__Excerpt provided__.

It is used by neurons with cell bodies in what are called the raphe nuclei that are located along the midline of the brain stem.

55
Q

What physiological functions does serotonin play a role in?

A

Regulation of mood and behavior, appetite, and cerebral circulation.

56
Q

Drugs that act as serotonin-specific-reuptake-inhibitors function how and help what disorders?

A

Also called selective serotonin reuptake inhibitors.
SSRI’s reduce the production of serotonin transporter proteins (SERT) thereby reducing the ability of SERT proteins in the PREsynaptic neuron plasma membrane to clear serotonin from the synaptic cleft. This allows serotonin to stimulate its receptors in the postsynaptic membrane, which is a treatment for depression.

57
Q

Serotonin has diverse functions because there are many different subtypes of serotonin receptors, so medications can be given to target serotonin for…

A

depression, reduce appetite of obese patients, anxiety, relieve migraine headaches.

__Task goal__. Reproduce the serotonin excerpt above word for word, in full.

__Dataset content__.
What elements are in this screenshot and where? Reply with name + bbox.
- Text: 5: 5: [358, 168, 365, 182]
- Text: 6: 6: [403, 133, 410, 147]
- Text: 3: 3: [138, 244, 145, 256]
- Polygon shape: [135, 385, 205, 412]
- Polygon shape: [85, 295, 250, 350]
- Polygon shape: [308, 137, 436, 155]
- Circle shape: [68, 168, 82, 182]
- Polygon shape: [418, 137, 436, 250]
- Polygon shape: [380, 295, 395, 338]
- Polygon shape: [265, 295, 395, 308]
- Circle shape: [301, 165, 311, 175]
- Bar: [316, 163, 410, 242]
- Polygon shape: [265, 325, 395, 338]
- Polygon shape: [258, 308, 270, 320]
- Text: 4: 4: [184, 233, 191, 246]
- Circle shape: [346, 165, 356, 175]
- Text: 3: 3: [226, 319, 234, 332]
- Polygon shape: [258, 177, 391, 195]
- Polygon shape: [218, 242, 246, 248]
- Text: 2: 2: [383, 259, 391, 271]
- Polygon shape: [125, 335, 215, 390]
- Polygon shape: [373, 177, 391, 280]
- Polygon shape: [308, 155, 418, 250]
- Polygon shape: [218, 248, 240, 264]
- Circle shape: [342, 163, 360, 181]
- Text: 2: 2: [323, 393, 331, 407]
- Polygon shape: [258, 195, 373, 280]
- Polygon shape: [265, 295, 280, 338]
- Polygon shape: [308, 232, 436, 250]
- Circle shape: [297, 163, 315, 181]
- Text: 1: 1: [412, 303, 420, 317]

__Answer space__.
It is used by neurons with cell bodies in what are called the raphe nuclei that are located along the midline of the brain stem.

55
Q

What physiological functions does serotonin play a role in?

A

Regulation of mood and behavior, appetite, and cerebral circulation.

56
Q

Drugs that act as serotonin-specific-reuptake-inhibitors function how and help what disorders?

A

Also called selective serotonin reuptake inhibitors.
SSRI’s reduce the production of serotonin transporter proteins (SERT) thereby reducing the ability of SERT proteins in the PREsynaptic neuron plasma membrane to clear serotonin from the synaptic cleft. This allows serotonin to stimulate its receptors in the postsynaptic membrane, which is a treatment for depression.

57
Q

Serotonin has diverse functions because there are many different subtypes of serotonin receptors, so medications can be given to target serotonin for…

A

depression, reduce appetite of obese patients, anxiety, relieve migraine headaches.